- Stated exercise -
Every record should be repeated exactly, except that pictures are left out.
################
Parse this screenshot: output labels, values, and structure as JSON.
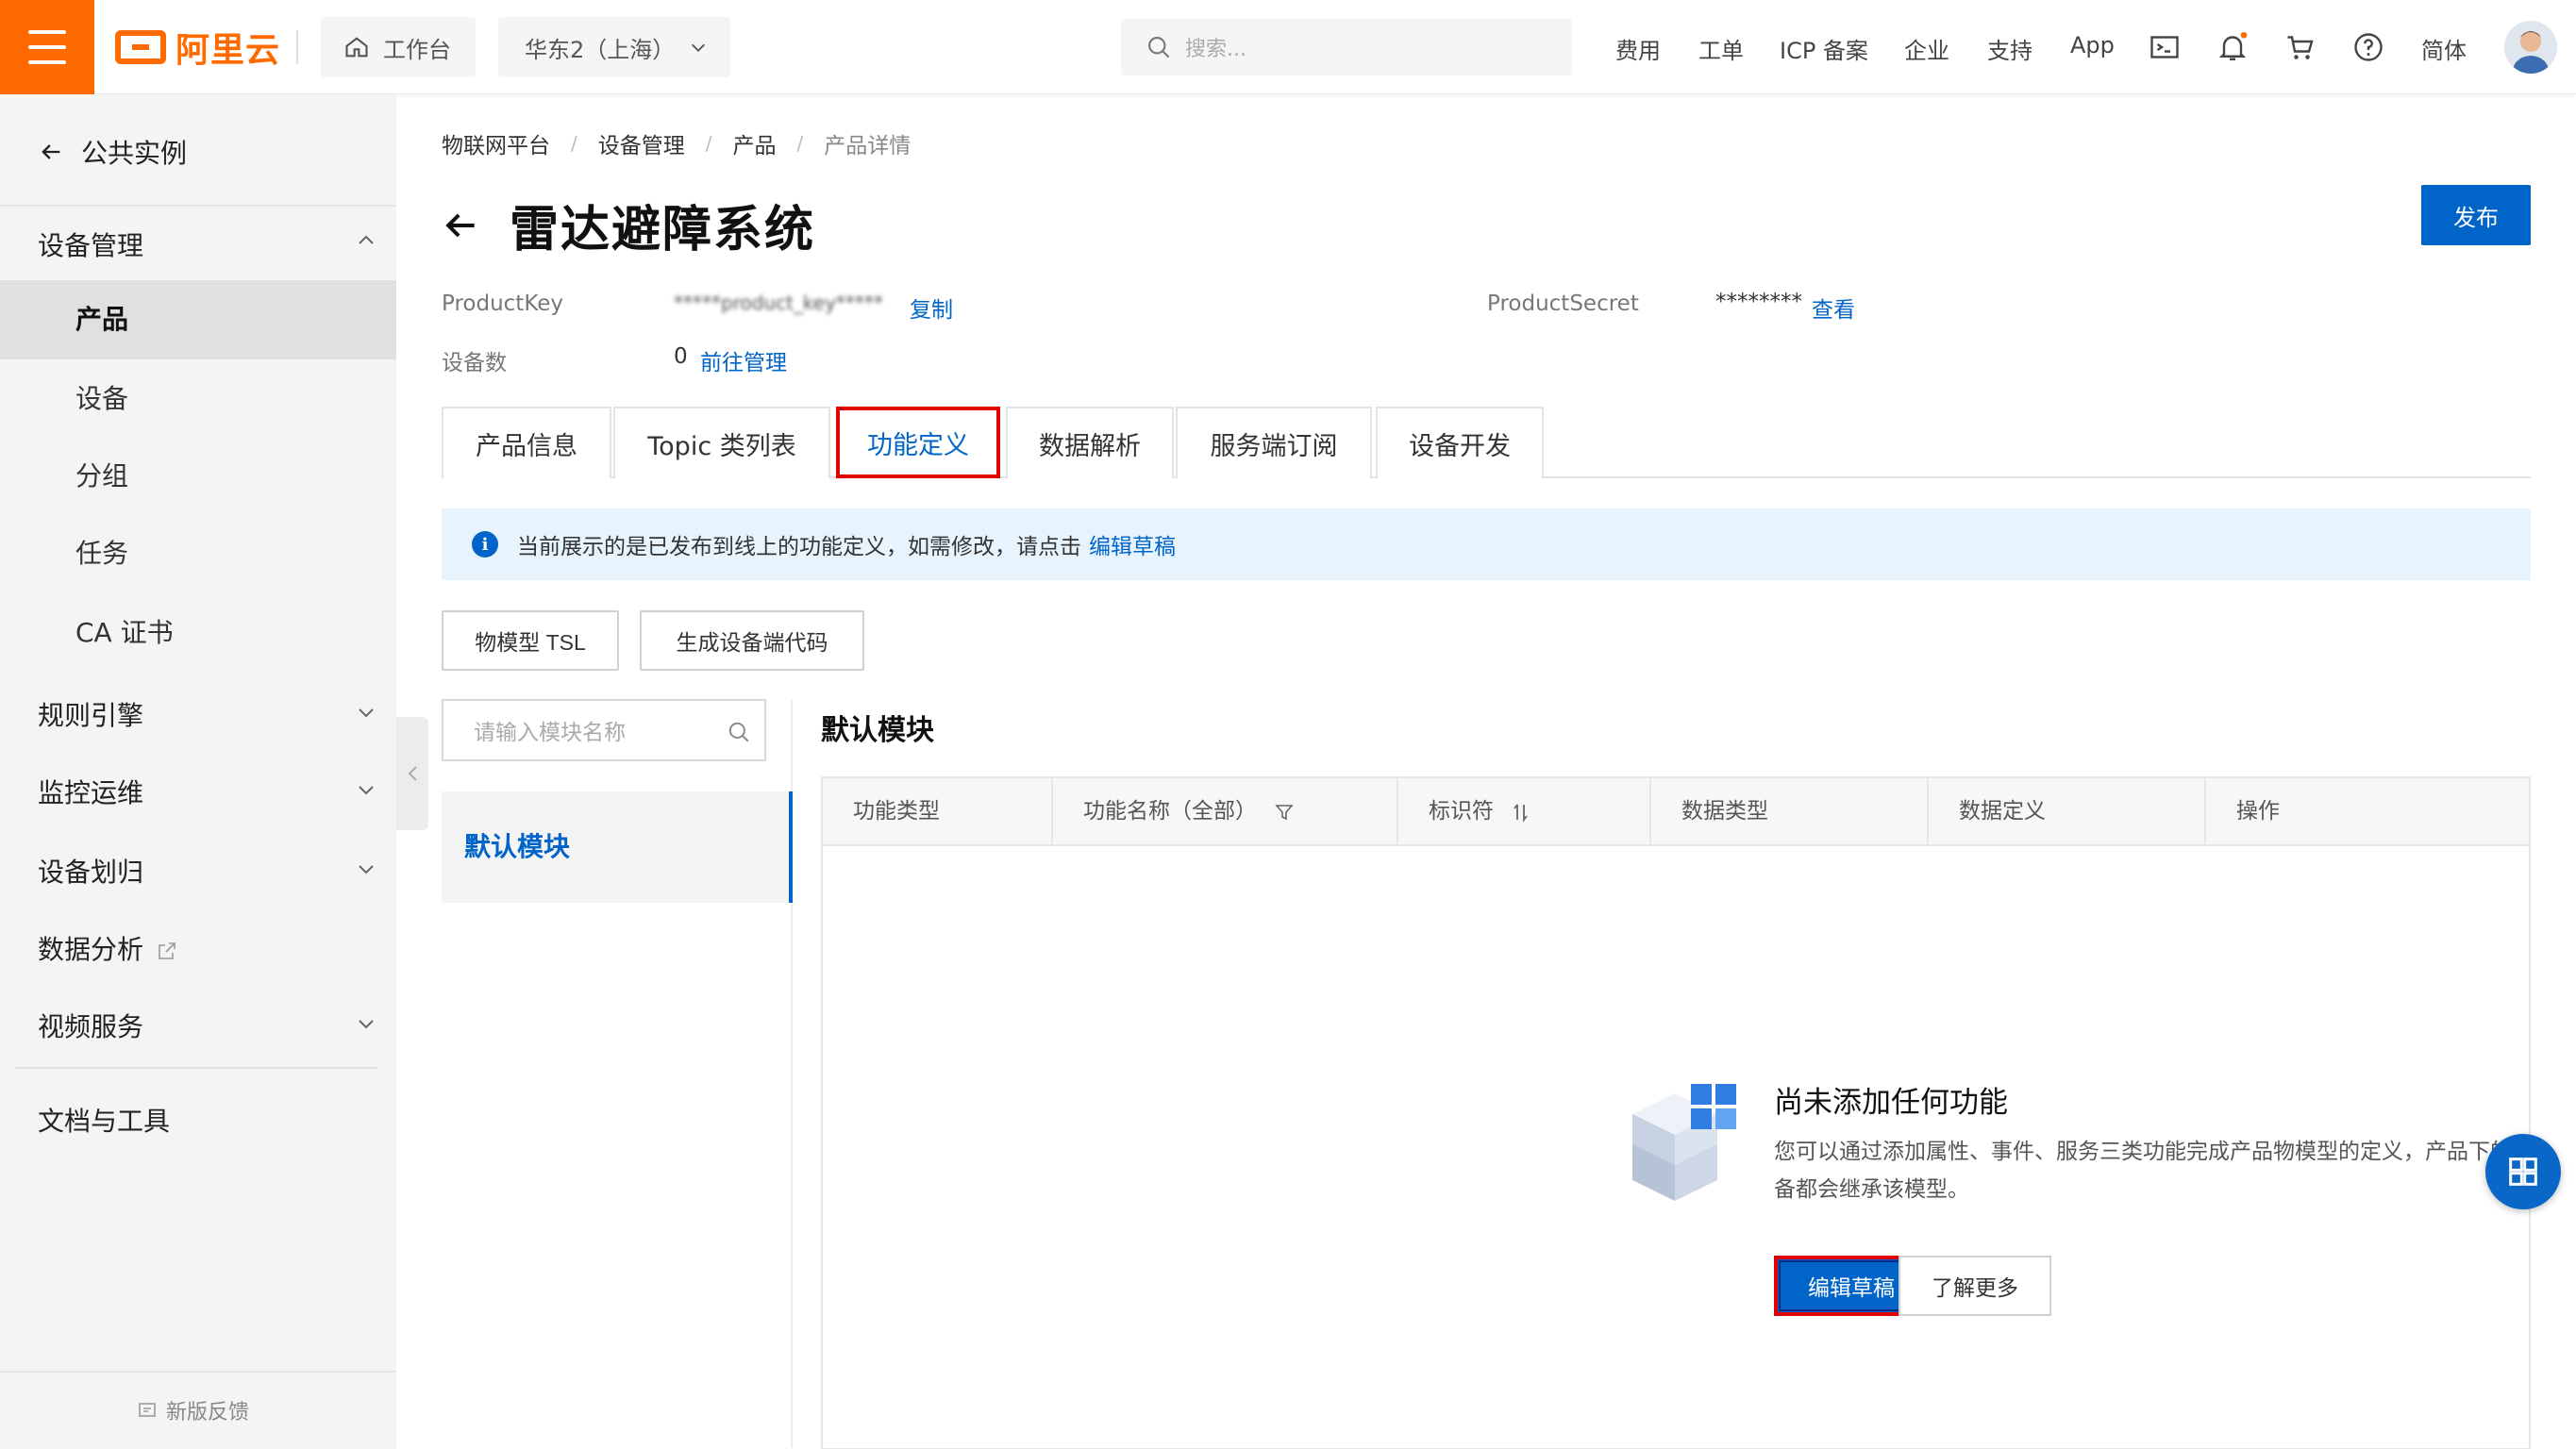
{
  "topbar": {
    "logo_text": "阿里云",
    "workbench": "工作台",
    "region": "华东2（上海）",
    "search_placeholder": "搜索...",
    "nav": [
      "费用",
      "工单",
      "ICP 备案",
      "企业",
      "支持",
      "App"
    ],
    "lang": "简体",
    "accent": "#ff6a00"
  },
  "sidebar": {
    "back_label": "公共实例",
    "groups": {
      "device_mgmt": "设备管理",
      "rules": "规则引擎",
      "monitor": "监控运维",
      "assign": "设备划归",
      "analysis": "数据分析",
      "video": "视频服务",
      "docs": "文档与工具"
    },
    "items": [
      "产品",
      "设备",
      "分组",
      "任务",
      "CA 证书"
    ],
    "feedback": "新版反馈"
  },
  "main": {
    "breadcrumb": [
      "物联网平台",
      "设备管理",
      "产品",
      "产品详情"
    ],
    "title": "雷达避障系统",
    "publish": "发布",
    "product_key_label": "ProductKey",
    "product_key_value": "*****product_key*****",
    "copy": "复制",
    "product_secret_label": "ProductSecret",
    "product_secret_value": "********",
    "view": "查看",
    "device_count_label": "设备数",
    "device_count_value": "0",
    "manage_link": "前往管理",
    "tabs": [
      "产品信息",
      "Topic 类列表",
      "功能定义",
      "数据解析",
      "服务端订阅",
      "设备开发"
    ],
    "notice_text": "当前展示的是已发布到线上的功能定义，如需修改，请点击",
    "notice_link": "编辑草稿",
    "btn_tsl": "物模型 TSL",
    "btn_gen": "生成设备端代码",
    "module_search_placeholder": "请输入模块名称",
    "module_item": "默认模块",
    "section_title": "默认模块",
    "columns": [
      "功能类型",
      "功能名称（全部）",
      "标识符",
      "数据类型",
      "数据定义",
      "操作"
    ],
    "empty_title": "尚未添加任何功能",
    "empty_desc": "您可以通过添加属性、事件、服务三类功能完成产品物模型的定义，产品下的设备都会继承该模型。",
    "edit_draft": "编辑草稿",
    "learn_more": "了解更多",
    "link_color": "#0064c8"
  }
}
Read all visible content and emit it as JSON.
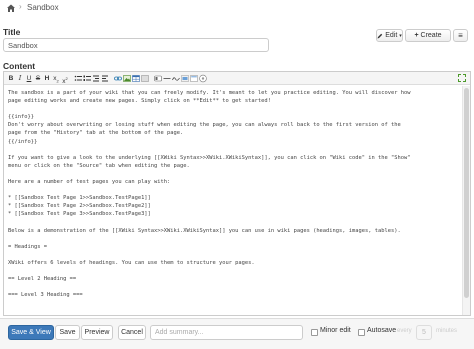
{
  "breadcrumb": {
    "separator": "›",
    "current": "Sandbox"
  },
  "title_field": {
    "label": "Title",
    "value": "Sandbox"
  },
  "actions": {
    "edit_label": "Edit",
    "edit_caret": "▾",
    "create_label": "Create",
    "create_plus": "+",
    "more_label": "≡"
  },
  "content": {
    "label": "Content"
  },
  "toolbar": {
    "bold": "B",
    "italic": "I",
    "underline": "U",
    "strikethrough": "S",
    "h1": "H",
    "sub": "x",
    "sup": "x",
    "icons": [
      "bullet-list-icon",
      "numbered-list-icon",
      "link-icon",
      "image-icon",
      "table-icon",
      "code-icon",
      "macro-icon",
      "horizontal-line-icon",
      "signature-icon",
      "separator-icon",
      "find-icon",
      "help-icon"
    ]
  },
  "editor_text": "The sandbox is a part of your wiki that you can freely modify. It's meant to let you practice editing. You will discover how\npage editing works and create new pages. Simply click on **Edit** to get started!\n\n{{info}}\nDon't worry about overwriting or losing stuff when editing the page, you can always roll back to the first version of the\npage from the \"History\" tab at the bottom of the page.\n{{/info}}\n\nIf you want to give a look to the underlying [[XWiki Syntax>>XWiki.XWikiSyntax]], you can click on \"Wiki code\" in the \"Show\"\nmenu or click on the \"Source\" tab when editing the page.\n\nHere are a number of test pages you can play with:\n\n* [[Sandbox Test Page 1>>Sandbox.TestPage1]]\n* [[Sandbox Test Page 2>>Sandbox.TestPage2]]\n* [[Sandbox Test Page 3>>Sandbox.TestPage3]]\n\nBelow is a demonstration of the [[XWiki Syntax>>XWiki.XWikiSyntax]] you can use in wiki pages (headings, images, tables).\n\n= Headings =\n\nXWiki offers 6 levels of headings. You can use them to structure your pages.\n\n== Level 2 Heading ==\n\n=== Level 3 Heading ===",
  "bottom": {
    "save_view": "Save & View",
    "save": "Save",
    "preview": "Preview",
    "cancel": "Cancel",
    "summary_placeholder": "Add summary...",
    "minor_edit": "Minor edit",
    "autosave": "Autosave",
    "every": "every",
    "minutes_value": "5",
    "minutes": "minutes"
  },
  "colors": {
    "primary_button": "#3d79b9",
    "toolbar_bg": "#f5f5f5",
    "border": "#cccccc"
  }
}
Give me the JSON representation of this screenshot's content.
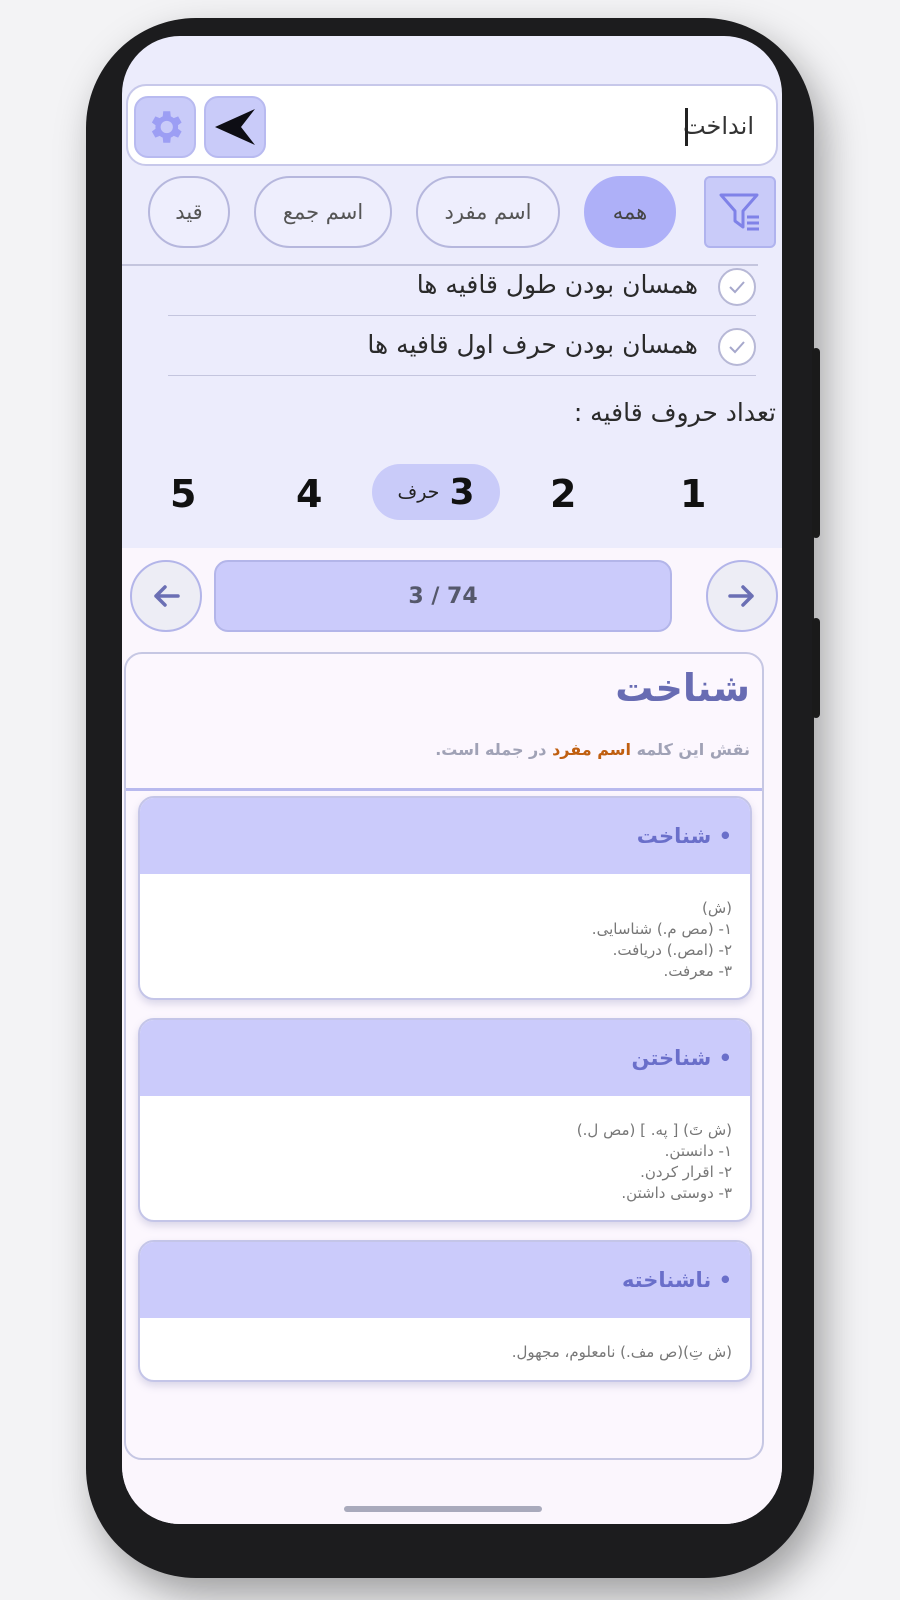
{
  "search": {
    "value": "انداخت",
    "placeholder": ""
  },
  "filters": {
    "chips": [
      {
        "label": "همه",
        "active": true
      },
      {
        "label": "اسم مفرد",
        "active": false
      },
      {
        "label": "اسم جمع",
        "active": false
      },
      {
        "label": "قید",
        "active": false
      }
    ]
  },
  "options": [
    {
      "label": "همسان بودن طول قافیه ها",
      "checked": true
    },
    {
      "label": "همسان بودن حرف اول قافیه ها",
      "checked": true
    }
  ],
  "rhyme_count": {
    "title": "تعداد حروف قافیه :",
    "values": [
      "1",
      "2",
      "3",
      "4",
      "5"
    ],
    "selected": "3",
    "unit": "حرف"
  },
  "pager": {
    "text": "3 / 74"
  },
  "result": {
    "word": "شناخت",
    "role_prefix": "نقش این کلمه",
    "role_highlight": "اسم مفرد",
    "role_suffix": "در جمله است."
  },
  "cards": [
    {
      "title": "• شناخت",
      "lines": [
        "(ش)",
        "۱- (مص م.) شناسایی.",
        "۲- (امص.) دریافت.",
        "۳- معرفت."
      ]
    },
    {
      "title": "• شناختن",
      "lines": [
        "(ش  تَ) [ په. ] (مص ل.)",
        "۱- دانستن.",
        "۲- اقرار کردن.",
        "۳- دوستی داشتن."
      ]
    },
    {
      "title": "• ناشناخته",
      "lines": [
        "(ش  تِ)(ص مف.) نامعلوم، مجهول."
      ]
    }
  ],
  "icons": {
    "send": "send-arrow-icon",
    "settings": "gear-icon",
    "filter": "filter-icon",
    "prev": "arrow-left-icon",
    "next": "arrow-right-icon"
  },
  "colors": {
    "accent": "#aeb0f8",
    "panel": "#cbcbfb",
    "highlight": "#c05f10",
    "title": "#686cb3"
  }
}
################
- Written answer -
Parse this screenshot: output labels, values, and structure as JSON.
{
  "topbar": {
    "logo_text": "阿里云",
    "workbench": "工作台",
    "region": "华东2（上海）",
    "search_placeholder": "搜索...",
    "nav": [
      "费用",
      "工单",
      "ICP 备案",
      "企业",
      "支持",
      "App"
    ],
    "lang": "简体",
    "accent": "#ff6a00"
  },
  "sidebar": {
    "back_label": "公共实例",
    "groups": {
      "device_mgmt": "设备管理",
      "rules": "规则引擎",
      "monitor": "监控运维",
      "assign": "设备划归",
      "analysis": "数据分析",
      "video": "视频服务",
      "docs": "文档与工具"
    },
    "items": [
      "产品",
      "设备",
      "分组",
      "任务",
      "CA 证书"
    ],
    "feedback": "新版反馈"
  },
  "main": {
    "breadcrumb": [
      "物联网平台",
      "设备管理",
      "产品",
      "产品详情"
    ],
    "title": "雷达避障系统",
    "publish": "发布",
    "product_key_label": "ProductKey",
    "product_key_value": "*****product_key*****",
    "copy": "复制",
    "product_secret_label": "ProductSecret",
    "product_secret_value": "********",
    "view": "查看",
    "device_count_label": "设备数",
    "device_count_value": "0",
    "manage_link": "前往管理",
    "tabs": [
      "产品信息",
      "Topic 类列表",
      "功能定义",
      "数据解析",
      "服务端订阅",
      "设备开发"
    ],
    "notice_text": "当前展示的是已发布到线上的功能定义，如需修改，请点击",
    "notice_link": "编辑草稿",
    "btn_tsl": "物模型 TSL",
    "btn_gen": "生成设备端代码",
    "module_search_placeholder": "请输入模块名称",
    "module_item": "默认模块",
    "section_title": "默认模块",
    "columns": [
      "功能类型",
      "功能名称（全部）",
      "标识符",
      "数据类型",
      "数据定义",
      "操作"
    ],
    "empty_title": "尚未添加任何功能",
    "empty_desc": "您可以通过添加属性、事件、服务三类功能完成产品物模型的定义，产品下的设备都会继承该模型。",
    "edit_draft": "编辑草稿",
    "learn_more": "了解更多",
    "link_color": "#0064c8"
  }
}
Read all visible content and emit it as JSON.
{
  "breadcrumb": {
    "separator": "›",
    "current": "Sandbox"
  },
  "title_field": {
    "label": "Title",
    "value": "Sandbox"
  },
  "actions": {
    "edit_label": "Edit",
    "edit_caret": "▾",
    "create_label": "Create",
    "create_plus": "+",
    "more_label": "≡"
  },
  "content": {
    "label": "Content"
  },
  "toolbar": {
    "bold": "B",
    "italic": "I",
    "underline": "U",
    "strikethrough": "S",
    "h1": "H",
    "sub": "x",
    "sup": "x",
    "icons": [
      "bullet-list-icon",
      "numbered-list-icon",
      "link-icon",
      "image-icon",
      "table-icon",
      "code-icon",
      "macro-icon",
      "horizontal-line-icon",
      "signature-icon",
      "separator-icon",
      "find-icon",
      "help-icon"
    ]
  },
  "editor_text": "The sandbox is a part of your wiki that you can freely modify. It's meant to let you practice editing. You will discover how\npage editing works and create new pages. Simply click on **Edit** to get started!\n\n{{info}}\nDon't worry about overwriting or losing stuff when editing the page, you can always roll back to the first version of the\npage from the \"History\" tab at the bottom of the page.\n{{/info}}\n\nIf you want to give a look to the underlying [[XWiki Syntax>>XWiki.XWikiSyntax]], you can click on \"Wiki code\" in the \"Show\"\nmenu or click on the \"Source\" tab when editing the page.\n\nHere are a number of test pages you can play with:\n\n* [[Sandbox Test Page 1>>Sandbox.TestPage1]]\n* [[Sandbox Test Page 2>>Sandbox.TestPage2]]\n* [[Sandbox Test Page 3>>Sandbox.TestPage3]]\n\nBelow is a demonstration of the [[XWiki Syntax>>XWiki.XWikiSyntax]] you can use in wiki pages (headings, images, tables).\n\n= Headings =\n\nXWiki offers 6 levels of headings. You can use them to structure your pages.\n\n== Level 2 Heading ==\n\n=== Level 3 Heading ===",
  "bottom": {
    "save_view": "Save & View",
    "save": "Save",
    "preview": "Preview",
    "cancel": "Cancel",
    "summary_placeholder": "Add summary...",
    "minor_edit": "Minor edit",
    "autosave": "Autosave",
    "every": "every",
    "minutes_value": "5",
    "minutes": "minutes"
  },
  "colors": {
    "primary_button": "#3d79b9",
    "toolbar_bg": "#f5f5f5",
    "border": "#cccccc"
  }
}
Give me the JSON representation of this screenshot's content.
{
  "search": {
    "value": "انداخت",
    "placeholder": ""
  },
  "filters": {
    "chips": [
      {
        "label": "همه",
        "active": true
      },
      {
        "label": "اسم مفرد",
        "active": false
      },
      {
        "label": "اسم جمع",
        "active": false
      },
      {
        "label": "قید",
        "active": false
      }
    ]
  },
  "options": [
    {
      "label": "همسان بودن طول قافیه ها",
      "checked": true
    },
    {
      "label": "همسان بودن حرف اول قافیه ها",
      "checked": true
    }
  ],
  "rhyme_count": {
    "title": "تعداد حروف قافیه :",
    "values": [
      "1",
      "2",
      "3",
      "4",
      "5"
    ],
    "selected": "3",
    "unit": "حرف"
  },
  "pager": {
    "text": "3 / 74"
  },
  "result": {
    "word": "شناخت",
    "role_prefix": "نقش این کلمه",
    "role_highlight": "اسم مفرد",
    "role_suffix": "در جمله است."
  },
  "cards": [
    {
      "title": "• شناخت",
      "lines": [
        "(ش)",
        "۱- (مص م.) شناسایی.",
        "۲- (امص.) دریافت.",
        "۳- معرفت."
      ]
    },
    {
      "title": "• شناختن",
      "lines": [
        "(ش  تَ) [ په. ] (مص ل.)",
        "۱- دانستن.",
        "۲- اقرار کردن.",
        "۳- دوستی داشتن."
      ]
    },
    {
      "title": "• ناشناخته",
      "lines": [
        "(ش  تِ)(ص مف.) نامعلوم، مجهول."
      ]
    }
  ],
  "icons": {
    "send": "send-arrow-icon",
    "settings": "gear-icon",
    "filter": "filter-icon",
    "prev": "arrow-left-icon",
    "next": "arrow-right-icon"
  },
  "colors": {
    "accent": "#aeb0f8",
    "panel": "#cbcbfb",
    "highlight": "#c05f10",
    "title": "#686cb3"
  }
}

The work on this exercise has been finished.